WORK INSTRUCTION:
For this exercise, transcribe all of the entries exactly.
◆ ◆ ◆ ◆
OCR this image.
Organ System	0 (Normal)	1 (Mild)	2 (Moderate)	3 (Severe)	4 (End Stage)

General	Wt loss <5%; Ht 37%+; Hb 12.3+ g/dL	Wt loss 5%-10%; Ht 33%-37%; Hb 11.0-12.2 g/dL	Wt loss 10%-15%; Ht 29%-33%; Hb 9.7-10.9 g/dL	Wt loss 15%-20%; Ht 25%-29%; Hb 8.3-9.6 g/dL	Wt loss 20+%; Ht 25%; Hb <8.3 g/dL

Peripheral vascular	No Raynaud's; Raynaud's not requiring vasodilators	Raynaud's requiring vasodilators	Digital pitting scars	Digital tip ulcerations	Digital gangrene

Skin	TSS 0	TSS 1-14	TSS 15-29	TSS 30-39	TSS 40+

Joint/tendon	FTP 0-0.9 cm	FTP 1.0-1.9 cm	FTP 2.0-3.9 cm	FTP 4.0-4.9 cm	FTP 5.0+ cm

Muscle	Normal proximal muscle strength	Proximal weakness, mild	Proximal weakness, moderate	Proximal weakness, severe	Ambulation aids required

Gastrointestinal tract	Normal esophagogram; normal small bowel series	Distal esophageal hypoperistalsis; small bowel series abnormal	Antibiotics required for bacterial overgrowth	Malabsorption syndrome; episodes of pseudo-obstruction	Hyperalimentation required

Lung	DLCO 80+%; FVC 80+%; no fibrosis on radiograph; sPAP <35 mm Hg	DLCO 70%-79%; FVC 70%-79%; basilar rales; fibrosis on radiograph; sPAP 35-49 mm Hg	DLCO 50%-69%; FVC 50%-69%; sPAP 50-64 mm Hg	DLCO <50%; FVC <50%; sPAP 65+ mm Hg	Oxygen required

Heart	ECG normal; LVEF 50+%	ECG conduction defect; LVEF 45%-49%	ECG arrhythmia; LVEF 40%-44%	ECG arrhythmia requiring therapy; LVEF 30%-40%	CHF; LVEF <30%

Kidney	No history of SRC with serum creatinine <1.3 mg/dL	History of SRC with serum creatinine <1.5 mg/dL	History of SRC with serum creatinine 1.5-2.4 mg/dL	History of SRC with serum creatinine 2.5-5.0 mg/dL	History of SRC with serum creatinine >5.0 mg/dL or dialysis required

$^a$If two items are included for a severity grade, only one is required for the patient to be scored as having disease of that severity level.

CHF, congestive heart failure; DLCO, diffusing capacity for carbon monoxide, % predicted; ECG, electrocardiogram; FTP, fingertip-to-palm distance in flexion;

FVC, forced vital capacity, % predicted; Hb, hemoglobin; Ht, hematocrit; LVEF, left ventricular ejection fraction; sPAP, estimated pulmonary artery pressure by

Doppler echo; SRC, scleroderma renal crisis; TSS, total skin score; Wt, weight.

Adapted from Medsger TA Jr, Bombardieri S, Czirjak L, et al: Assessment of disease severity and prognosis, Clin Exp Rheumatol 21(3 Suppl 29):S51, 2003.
◆ ◆ ◆ ◆
RESULT OF THE EXERCISE:
OCR this image.
Organ System	0 (Normal)	1 (Mild)	2 (Moderate)	3 (Severe)	4 (End Stage)

General	Wt loss <5%; Ht 37%+; Hb 12.3+ g/dL	Wt loss 5%-10%; Ht 33%-37%; Hb 11.0-12.2 g/dL	Wt loss 10%-15%; Ht 29%-33%; Hb 9.7-10.9 g/dL	Wt loss 15%-20%; Ht 25%-29%; Hb 8.3-9.6 g/dL	Wt loss 20+%; Ht 25%; Hb <8.3 g/dL

Peripheral vascular	No Raynaud's; Raynaud's not requiring vasodilators	Raynaud's requiring vasodilators	Digital pitting scars	Digital tip ulcerations	Digital gangrene

Skin	TSS 0	TSS 1-14	TSS 15-29	TSS 30-39	TSS 40+

Joint/tendon	FTP 0-0.9 cm	FTP 1.0-1.9 cm	FTP 2.0-3.9 cm	FTP 4.0-4.9 cm	FTP 5.0+ cm

Muscle	Normal proximal muscle strength	Proximal weakness, mild	Proximal weakness, moderate	Proximal weakness, severe	Ambulation aids required

Gastrointestinal tract	Normal esophagogram; normal small bowel series	Distal esophageal hypoperistalsis; small bowel series abnormal	Antibiotics required for bacterial overgrowth	Malabsorption syndrome; episodes of pseudo-obstruction	Hyperalimentation required

Lung	DLCO 80+%; FVC 80+%; no fibrosis on radiograph; sPAP <35 mm Hg	DLCO 70%-79%; FVC 70%-79%; basilar rales; fibrosis on radiograph; sPAP 35-49 mm Hg	DLCO 50%-69%; FVC 50%-69%; sPAP 50-64 mm Hg	DLCO <50%; FVC <50%; sPAP 65+ mm Hg	Oxygen required

Heart	ECG normal; LVEF 50+%	ECG conduction defect; LVEF 45%-49%	ECG arrhythmia; LVEF 40%-44%	ECG arrhythmia requiring therapy; LVEF 30%-40%	CHF; LVEF <30%

Kidney	No history of SRC with serum creatinine <1.3 mg/dL	History of SRC with serum creatinine <1.5 mg/dL	History of SRC with serum creatinine 1.5-2.4 mg/dL	History of SRC with serum creatinine 2.5-5.0 mg/dL	History of SRC with serum creatinine >5.0 mg/dL or dialysis required

$^a$If two items are included for a severity grade, only one is required for the patient to be scored as having disease of that severity level.

CHF, congestive heart failure; DLCO, diffusing capacity for carbon monoxide, % predicted; ECG, electrocardiogram; FTP, fingertip-to-palm distance in flexion;

FVC, forced vital capacity, % predicted; Hb, hemoglobin; Ht, hematocrit; LVEF, left ventricular ejection fraction; sPAP, estimated pulmonary artery pressure by

Doppler echo; SRC, scleroderma renal crisis; TSS, total skin score; Wt, weight.

Adapted from Medsger TA Jr, Bombardieri S, Czirjak L, et al: Assessment of disease severity and prognosis, Clin Exp Rheumatol 21(3 Suppl 29):S51, 2003.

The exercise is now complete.